[Written instruction]
Reproduce every entry in the listing without alteration.

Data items
+ + + + + + +

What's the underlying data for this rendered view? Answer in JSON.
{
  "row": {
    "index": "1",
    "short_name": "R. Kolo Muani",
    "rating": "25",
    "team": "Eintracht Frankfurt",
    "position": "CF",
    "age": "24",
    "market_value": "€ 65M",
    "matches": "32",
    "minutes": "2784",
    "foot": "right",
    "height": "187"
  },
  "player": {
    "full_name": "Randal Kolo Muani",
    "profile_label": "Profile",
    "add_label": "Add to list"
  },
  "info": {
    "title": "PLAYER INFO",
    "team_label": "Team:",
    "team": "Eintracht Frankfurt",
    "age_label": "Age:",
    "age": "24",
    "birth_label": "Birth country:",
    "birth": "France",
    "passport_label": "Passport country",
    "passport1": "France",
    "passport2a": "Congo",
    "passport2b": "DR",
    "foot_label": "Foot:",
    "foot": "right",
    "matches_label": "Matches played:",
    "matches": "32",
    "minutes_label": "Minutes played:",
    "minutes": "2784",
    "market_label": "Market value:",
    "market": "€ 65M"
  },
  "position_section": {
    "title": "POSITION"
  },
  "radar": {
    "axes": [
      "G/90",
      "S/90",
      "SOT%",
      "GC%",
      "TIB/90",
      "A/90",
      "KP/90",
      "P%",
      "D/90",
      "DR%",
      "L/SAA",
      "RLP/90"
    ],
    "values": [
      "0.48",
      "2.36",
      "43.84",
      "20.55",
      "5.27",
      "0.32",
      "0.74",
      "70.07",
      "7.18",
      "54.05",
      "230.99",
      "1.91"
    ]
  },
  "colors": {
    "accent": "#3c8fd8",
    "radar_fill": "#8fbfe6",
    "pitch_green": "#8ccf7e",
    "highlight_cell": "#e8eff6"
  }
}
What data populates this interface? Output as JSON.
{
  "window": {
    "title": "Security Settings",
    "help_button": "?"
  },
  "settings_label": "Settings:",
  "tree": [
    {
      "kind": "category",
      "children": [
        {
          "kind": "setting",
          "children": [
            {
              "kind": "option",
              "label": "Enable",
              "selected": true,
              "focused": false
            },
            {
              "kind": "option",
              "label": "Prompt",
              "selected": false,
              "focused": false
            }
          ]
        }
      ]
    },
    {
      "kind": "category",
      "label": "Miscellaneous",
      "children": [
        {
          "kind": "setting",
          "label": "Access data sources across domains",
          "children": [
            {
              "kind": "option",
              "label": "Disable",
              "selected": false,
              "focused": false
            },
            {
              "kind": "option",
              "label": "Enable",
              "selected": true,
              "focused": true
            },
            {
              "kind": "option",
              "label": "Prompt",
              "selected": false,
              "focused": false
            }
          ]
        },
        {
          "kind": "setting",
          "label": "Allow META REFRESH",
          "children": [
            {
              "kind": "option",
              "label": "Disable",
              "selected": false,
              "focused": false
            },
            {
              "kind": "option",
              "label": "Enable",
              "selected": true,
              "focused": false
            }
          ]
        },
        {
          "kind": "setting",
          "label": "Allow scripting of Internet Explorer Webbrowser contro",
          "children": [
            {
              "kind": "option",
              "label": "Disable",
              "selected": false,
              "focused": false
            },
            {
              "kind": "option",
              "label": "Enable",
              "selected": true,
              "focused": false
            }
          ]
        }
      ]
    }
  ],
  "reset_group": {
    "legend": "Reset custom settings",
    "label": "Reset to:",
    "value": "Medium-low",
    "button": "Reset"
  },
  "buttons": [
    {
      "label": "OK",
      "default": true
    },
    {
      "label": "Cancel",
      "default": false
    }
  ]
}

+ + + + + + +

[Problem solution]
What's the underlying data for this rendered view? Answer in JSON.
{
  "row": {
    "index": "1",
    "short_name": "R. Kolo Muani",
    "rating": "25",
    "team": "Eintracht Frankfurt",
    "position": "CF",
    "age": "24",
    "market_value": "€ 65M",
    "matches": "32",
    "minutes": "2784",
    "foot": "right",
    "height": "187"
  },
  "player": {
    "full_name": "Randal Kolo Muani",
    "profile_label": "Profile",
    "add_label": "Add to list"
  },
  "info": {
    "title": "PLAYER INFO",
    "team_label": "Team:",
    "team": "Eintracht Frankfurt",
    "age_label": "Age:",
    "age": "24",
    "birth_label": "Birth country:",
    "birth": "France",
    "passport_label": "Passport country",
    "passport1": "France",
    "passport2a": "Congo",
    "passport2b": "DR",
    "foot_label": "Foot:",
    "foot": "right",
    "matches_label": "Matches played:",
    "matches": "32",
    "minutes_label": "Minutes played:",
    "minutes": "2784",
    "market_label": "Market value:",
    "market": "€ 65M"
  },
  "position_section": {
    "title": "POSITION"
  },
  "radar": {
    "axes": [
      "G/90",
      "S/90",
      "SOT%",
      "GC%",
      "TIB/90",
      "A/90",
      "KP/90",
      "P%",
      "D/90",
      "DR%",
      "L/SAA",
      "RLP/90"
    ],
    "values": [
      "0.48",
      "2.36",
      "43.84",
      "20.55",
      "5.27",
      "0.32",
      "0.74",
      "70.07",
      "7.18",
      "54.05",
      "230.99",
      "1.91"
    ]
  },
  "colors": {
    "accent": "#3c8fd8",
    "radar_fill": "#8fbfe6",
    "pitch_green": "#8ccf7e",
    "highlight_cell": "#e8eff6"
  }
}
What data populates this interface? Output as JSON.
{
  "window": {
    "title": "Security Settings",
    "help_button": "?"
  },
  "settings_label": "Settings:",
  "tree": [
    {
      "kind": "category",
      "children": [
        {
          "kind": "setting",
          "children": [
            {
              "kind": "option",
              "label": "Enable",
              "selected": true,
              "focused": false
            },
            {
              "kind": "option",
              "label": "Prompt",
              "selected": false,
              "focused": false
            }
          ]
        }
      ]
    },
    {
      "kind": "category",
      "label": "Miscellaneous",
      "children": [
        {
          "kind": "setting",
          "label": "Access data sources across domains",
          "children": [
            {
              "kind": "option",
              "label": "Disable",
              "selected": false,
              "focused": false
            },
            {
              "kind": "option",
              "label": "Enable",
              "selected": true,
              "focused": true
            },
            {
              "kind": "option",
              "label": "Prompt",
              "selected": false,
              "focused": false
            }
          ]
        },
        {
          "kind": "setting",
          "label": "Allow META REFRESH",
          "children": [
            {
              "kind": "option",
              "label": "Disable",
              "selected": false,
              "focused": false
            },
            {
              "kind": "option",
              "label": "Enable",
              "selected": true,
              "focused": false
            }
          ]
        },
        {
          "kind": "setting",
          "label": "Allow scripting of Internet Explorer Webbrowser contro",
          "children": [
            {
              "kind": "option",
              "label": "Disable",
              "selected": false,
              "focused": false
            },
            {
              "kind": "option",
              "label": "Enable",
              "selected": true,
              "focused": false
            }
          ]
        }
      ]
    }
  ],
  "reset_group": {
    "legend": "Reset custom settings",
    "label": "Reset to:",
    "value": "Medium-low",
    "button": "Reset"
  },
  "buttons": [
    {
      "label": "OK",
      "default": true
    },
    {
      "label": "Cancel",
      "default": false
    }
  ]
}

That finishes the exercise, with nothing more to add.